:: WHAT IS NEEDED ::
Copy every record below exactly as written, but leave out the pictures.

[Dataset items]

☆ ☆ ☆ ☆

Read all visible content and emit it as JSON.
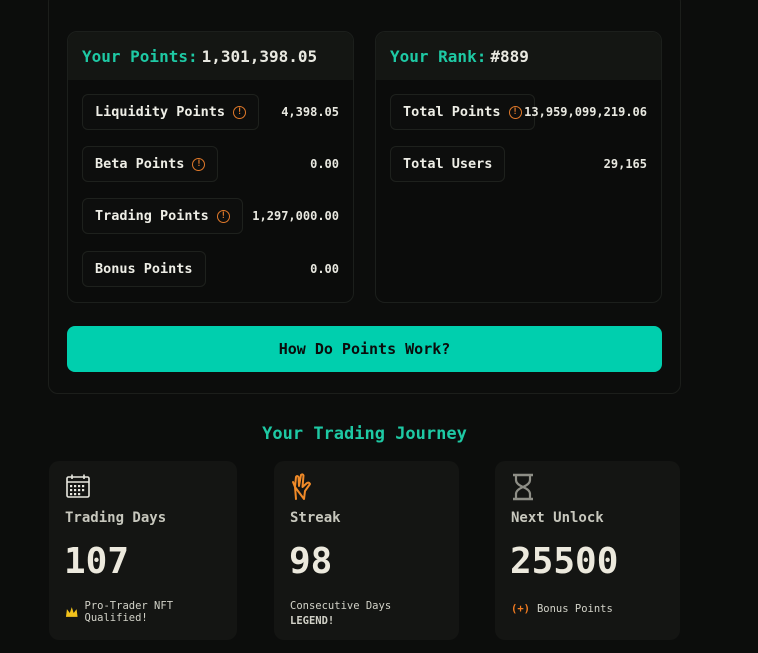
{
  "points": {
    "your_points_label": "Your Points:",
    "your_points_value": "1,301,398.05",
    "rows": [
      {
        "label": "Liquidity Points",
        "value": "4,398.05",
        "info": true
      },
      {
        "label": "Beta Points",
        "value": "0.00",
        "info": true
      },
      {
        "label": "Trading Points",
        "value": "1,297,000.00",
        "info": true
      },
      {
        "label": "Bonus Points",
        "value": "0.00",
        "info": false
      }
    ]
  },
  "rank": {
    "your_rank_label": "Your Rank:",
    "your_rank_value": "#889",
    "rows": [
      {
        "label": "Total Points",
        "value": "13,959,099,219.06",
        "info": true
      },
      {
        "label": "Total Users",
        "value": "29,165",
        "info": false
      }
    ]
  },
  "cta": {
    "label": "How Do Points Work?"
  },
  "journey": {
    "title": "Your Trading Journey",
    "cards": [
      {
        "icon": "calendar-icon",
        "label": "Trading Days",
        "value": "107",
        "note": "Pro-Trader NFT Qualified!"
      },
      {
        "icon": "hand-icon",
        "label": "Streak",
        "value": "98",
        "note": "Consecutive Days",
        "note2": "LEGEND!"
      },
      {
        "icon": "hourglass-icon",
        "label": "Next Unlock",
        "value": "25500",
        "note_prefix": "(+)",
        "note": "Bonus Points"
      }
    ]
  },
  "colors": {
    "accent": "#1ec9a4",
    "button": "#00cfae",
    "warning": "#e0792a"
  }
}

☆ ☆ ☆ ☆

:: SOLUTION TO THIS PROBLEM ::
Read all visible content and emit it as JSON.
{
  "points": {
    "your_points_label": "Your Points:",
    "your_points_value": "1,301,398.05",
    "rows": [
      {
        "label": "Liquidity Points",
        "value": "4,398.05",
        "info": true
      },
      {
        "label": "Beta Points",
        "value": "0.00",
        "info": true
      },
      {
        "label": "Trading Points",
        "value": "1,297,000.00",
        "info": true
      },
      {
        "label": "Bonus Points",
        "value": "0.00",
        "info": false
      }
    ]
  },
  "rank": {
    "your_rank_label": "Your Rank:",
    "your_rank_value": "#889",
    "rows": [
      {
        "label": "Total Points",
        "value": "13,959,099,219.06",
        "info": true
      },
      {
        "label": "Total Users",
        "value": "29,165",
        "info": false
      }
    ]
  },
  "cta": {
    "label": "How Do Points Work?"
  },
  "journey": {
    "title": "Your Trading Journey",
    "cards": [
      {
        "icon": "calendar-icon",
        "label": "Trading Days",
        "value": "107",
        "note": "Pro-Trader NFT Qualified!"
      },
      {
        "icon": "hand-icon",
        "label": "Streak",
        "value": "98",
        "note": "Consecutive Days",
        "note2": "LEGEND!"
      },
      {
        "icon": "hourglass-icon",
        "label": "Next Unlock",
        "value": "25500",
        "note_prefix": "(+)",
        "note": "Bonus Points"
      }
    ]
  },
  "colors": {
    "accent": "#1ec9a4",
    "button": "#00cfae",
    "warning": "#e0792a"
  }
}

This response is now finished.